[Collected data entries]
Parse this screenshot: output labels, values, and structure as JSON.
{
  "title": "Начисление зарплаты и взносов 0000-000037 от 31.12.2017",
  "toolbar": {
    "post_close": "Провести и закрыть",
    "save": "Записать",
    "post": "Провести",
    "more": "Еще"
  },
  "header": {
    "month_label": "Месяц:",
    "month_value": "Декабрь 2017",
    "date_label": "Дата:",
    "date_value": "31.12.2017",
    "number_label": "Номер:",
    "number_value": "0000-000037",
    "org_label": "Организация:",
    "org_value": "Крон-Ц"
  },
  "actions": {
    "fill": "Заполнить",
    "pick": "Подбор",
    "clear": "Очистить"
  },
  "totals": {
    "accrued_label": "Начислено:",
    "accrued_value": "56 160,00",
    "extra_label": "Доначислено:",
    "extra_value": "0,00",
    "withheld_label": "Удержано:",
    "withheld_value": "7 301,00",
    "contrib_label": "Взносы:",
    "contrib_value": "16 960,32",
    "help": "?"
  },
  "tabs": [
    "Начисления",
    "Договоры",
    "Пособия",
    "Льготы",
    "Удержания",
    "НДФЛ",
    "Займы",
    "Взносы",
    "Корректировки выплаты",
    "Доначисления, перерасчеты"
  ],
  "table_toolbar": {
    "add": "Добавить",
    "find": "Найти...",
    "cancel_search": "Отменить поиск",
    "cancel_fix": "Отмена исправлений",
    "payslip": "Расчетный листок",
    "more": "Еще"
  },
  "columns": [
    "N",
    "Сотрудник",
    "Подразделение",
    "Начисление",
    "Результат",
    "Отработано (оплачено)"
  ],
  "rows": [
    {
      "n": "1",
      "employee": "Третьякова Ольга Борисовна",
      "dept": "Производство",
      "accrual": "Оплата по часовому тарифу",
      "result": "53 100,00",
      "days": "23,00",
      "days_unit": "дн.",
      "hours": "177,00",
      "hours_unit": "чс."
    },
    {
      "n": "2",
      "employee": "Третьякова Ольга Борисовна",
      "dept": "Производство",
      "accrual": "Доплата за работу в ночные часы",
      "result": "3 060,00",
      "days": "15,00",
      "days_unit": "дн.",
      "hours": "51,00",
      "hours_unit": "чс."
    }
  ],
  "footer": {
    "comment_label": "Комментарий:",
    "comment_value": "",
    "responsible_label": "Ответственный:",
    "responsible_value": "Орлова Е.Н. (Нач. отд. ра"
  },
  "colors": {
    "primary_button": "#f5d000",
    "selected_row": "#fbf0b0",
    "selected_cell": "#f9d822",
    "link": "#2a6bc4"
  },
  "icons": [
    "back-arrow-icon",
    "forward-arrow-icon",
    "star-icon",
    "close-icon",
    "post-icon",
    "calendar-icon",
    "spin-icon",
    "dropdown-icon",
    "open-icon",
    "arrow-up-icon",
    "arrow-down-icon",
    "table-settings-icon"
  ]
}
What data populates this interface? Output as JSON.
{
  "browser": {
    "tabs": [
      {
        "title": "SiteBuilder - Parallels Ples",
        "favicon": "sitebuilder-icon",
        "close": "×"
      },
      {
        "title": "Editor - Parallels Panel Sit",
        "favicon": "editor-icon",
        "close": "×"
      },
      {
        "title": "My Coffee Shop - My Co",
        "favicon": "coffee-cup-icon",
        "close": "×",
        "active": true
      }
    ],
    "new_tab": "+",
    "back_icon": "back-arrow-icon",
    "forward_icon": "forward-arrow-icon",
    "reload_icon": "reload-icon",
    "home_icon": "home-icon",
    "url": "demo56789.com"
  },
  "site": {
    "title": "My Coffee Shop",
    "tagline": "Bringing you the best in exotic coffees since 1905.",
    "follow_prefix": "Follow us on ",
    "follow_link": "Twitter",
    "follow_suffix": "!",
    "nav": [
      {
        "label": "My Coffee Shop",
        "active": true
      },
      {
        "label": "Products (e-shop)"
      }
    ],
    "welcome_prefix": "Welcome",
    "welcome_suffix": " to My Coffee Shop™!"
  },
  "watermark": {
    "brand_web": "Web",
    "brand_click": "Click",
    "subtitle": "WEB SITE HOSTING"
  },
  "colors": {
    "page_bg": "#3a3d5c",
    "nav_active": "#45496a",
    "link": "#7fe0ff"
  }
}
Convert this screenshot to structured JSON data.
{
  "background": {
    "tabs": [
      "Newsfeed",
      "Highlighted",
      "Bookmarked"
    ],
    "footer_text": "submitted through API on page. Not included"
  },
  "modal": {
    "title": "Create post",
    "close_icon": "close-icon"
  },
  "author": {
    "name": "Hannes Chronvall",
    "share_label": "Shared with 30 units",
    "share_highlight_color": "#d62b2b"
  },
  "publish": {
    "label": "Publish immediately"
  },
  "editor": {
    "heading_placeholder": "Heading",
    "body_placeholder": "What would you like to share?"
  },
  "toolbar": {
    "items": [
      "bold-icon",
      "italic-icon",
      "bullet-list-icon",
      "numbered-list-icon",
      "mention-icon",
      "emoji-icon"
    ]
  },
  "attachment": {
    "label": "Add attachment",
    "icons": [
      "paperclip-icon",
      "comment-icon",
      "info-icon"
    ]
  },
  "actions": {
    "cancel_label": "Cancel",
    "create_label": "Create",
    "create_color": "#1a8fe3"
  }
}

(Work to complete)
Output each record exactly, leaving nothing out.

(The response)
Parse this screenshot: output labels, values, and structure as JSON.
{
  "title": "Начисление зарплаты и взносов 0000-000037 от 31.12.2017",
  "toolbar": {
    "post_close": "Провести и закрыть",
    "save": "Записать",
    "post": "Провести",
    "more": "Еще"
  },
  "header": {
    "month_label": "Месяц:",
    "month_value": "Декабрь 2017",
    "date_label": "Дата:",
    "date_value": "31.12.2017",
    "number_label": "Номер:",
    "number_value": "0000-000037",
    "org_label": "Организация:",
    "org_value": "Крон-Ц"
  },
  "actions": {
    "fill": "Заполнить",
    "pick": "Подбор",
    "clear": "Очистить"
  },
  "totals": {
    "accrued_label": "Начислено:",
    "accrued_value": "56 160,00",
    "extra_label": "Доначислено:",
    "extra_value": "0,00",
    "withheld_label": "Удержано:",
    "withheld_value": "7 301,00",
    "contrib_label": "Взносы:",
    "contrib_value": "16 960,32",
    "help": "?"
  },
  "tabs": [
    "Начисления",
    "Договоры",
    "Пособия",
    "Льготы",
    "Удержания",
    "НДФЛ",
    "Займы",
    "Взносы",
    "Корректировки выплаты",
    "Доначисления, перерасчеты"
  ],
  "table_toolbar": {
    "add": "Добавить",
    "find": "Найти...",
    "cancel_search": "Отменить поиск",
    "cancel_fix": "Отмена исправлений",
    "payslip": "Расчетный листок",
    "more": "Еще"
  },
  "columns": [
    "N",
    "Сотрудник",
    "Подразделение",
    "Начисление",
    "Результат",
    "Отработано (оплачено)"
  ],
  "rows": [
    {
      "n": "1",
      "employee": "Третьякова Ольга Борисовна",
      "dept": "Производство",
      "accrual": "Оплата по часовому тарифу",
      "result": "53 100,00",
      "days": "23,00",
      "days_unit": "дн.",
      "hours": "177,00",
      "hours_unit": "чс."
    },
    {
      "n": "2",
      "employee": "Третьякова Ольга Борисовна",
      "dept": "Производство",
      "accrual": "Доплата за работу в ночные часы",
      "result": "3 060,00",
      "days": "15,00",
      "days_unit": "дн.",
      "hours": "51,00",
      "hours_unit": "чс."
    }
  ],
  "footer": {
    "comment_label": "Комментарий:",
    "comment_value": "",
    "responsible_label": "Ответственный:",
    "responsible_value": "Орлова Е.Н. (Нач. отд. ра"
  },
  "colors": {
    "primary_button": "#f5d000",
    "selected_row": "#fbf0b0",
    "selected_cell": "#f9d822",
    "link": "#2a6bc4"
  },
  "icons": [
    "back-arrow-icon",
    "forward-arrow-icon",
    "star-icon",
    "close-icon",
    "post-icon",
    "calendar-icon",
    "spin-icon",
    "dropdown-icon",
    "open-icon",
    "arrow-up-icon",
    "arrow-down-icon",
    "table-settings-icon"
  ]
}
What data populates this interface? Output as JSON.
{
  "browser": {
    "tabs": [
      {
        "title": "SiteBuilder - Parallels Ples",
        "favicon": "sitebuilder-icon",
        "close": "×"
      },
      {
        "title": "Editor - Parallels Panel Sit",
        "favicon": "editor-icon",
        "close": "×"
      },
      {
        "title": "My Coffee Shop - My Co",
        "favicon": "coffee-cup-icon",
        "close": "×",
        "active": true
      }
    ],
    "new_tab": "+",
    "back_icon": "back-arrow-icon",
    "forward_icon": "forward-arrow-icon",
    "reload_icon": "reload-icon",
    "home_icon": "home-icon",
    "url": "demo56789.com"
  },
  "site": {
    "title": "My Coffee Shop",
    "tagline": "Bringing you the best in exotic coffees since 1905.",
    "follow_prefix": "Follow us on ",
    "follow_link": "Twitter",
    "follow_suffix": "!",
    "nav": [
      {
        "label": "My Coffee Shop",
        "active": true
      },
      {
        "label": "Products (e-shop)"
      }
    ],
    "welcome_prefix": "Welcome",
    "welcome_suffix": " to My Coffee Shop™!"
  },
  "watermark": {
    "brand_web": "Web",
    "brand_click": "Click",
    "subtitle": "WEB SITE HOSTING"
  },
  "colors": {
    "page_bg": "#3a3d5c",
    "nav_active": "#45496a",
    "link": "#7fe0ff"
  }
}
Convert this screenshot to structured JSON data.
{
  "background": {
    "tabs": [
      "Newsfeed",
      "Highlighted",
      "Bookmarked"
    ],
    "footer_text": "submitted through API on page. Not included"
  },
  "modal": {
    "title": "Create post",
    "close_icon": "close-icon"
  },
  "author": {
    "name": "Hannes Chronvall",
    "share_label": "Shared with 30 units",
    "share_highlight_color": "#d62b2b"
  },
  "publish": {
    "label": "Publish immediately"
  },
  "editor": {
    "heading_placeholder": "Heading",
    "body_placeholder": "What would you like to share?"
  },
  "toolbar": {
    "items": [
      "bold-icon",
      "italic-icon",
      "bullet-list-icon",
      "numbered-list-icon",
      "mention-icon",
      "emoji-icon"
    ]
  },
  "attachment": {
    "label": "Add attachment",
    "icons": [
      "paperclip-icon",
      "comment-icon",
      "info-icon"
    ]
  },
  "actions": {
    "cancel_label": "Cancel",
    "create_label": "Create",
    "create_color": "#1a8fe3"
  }
}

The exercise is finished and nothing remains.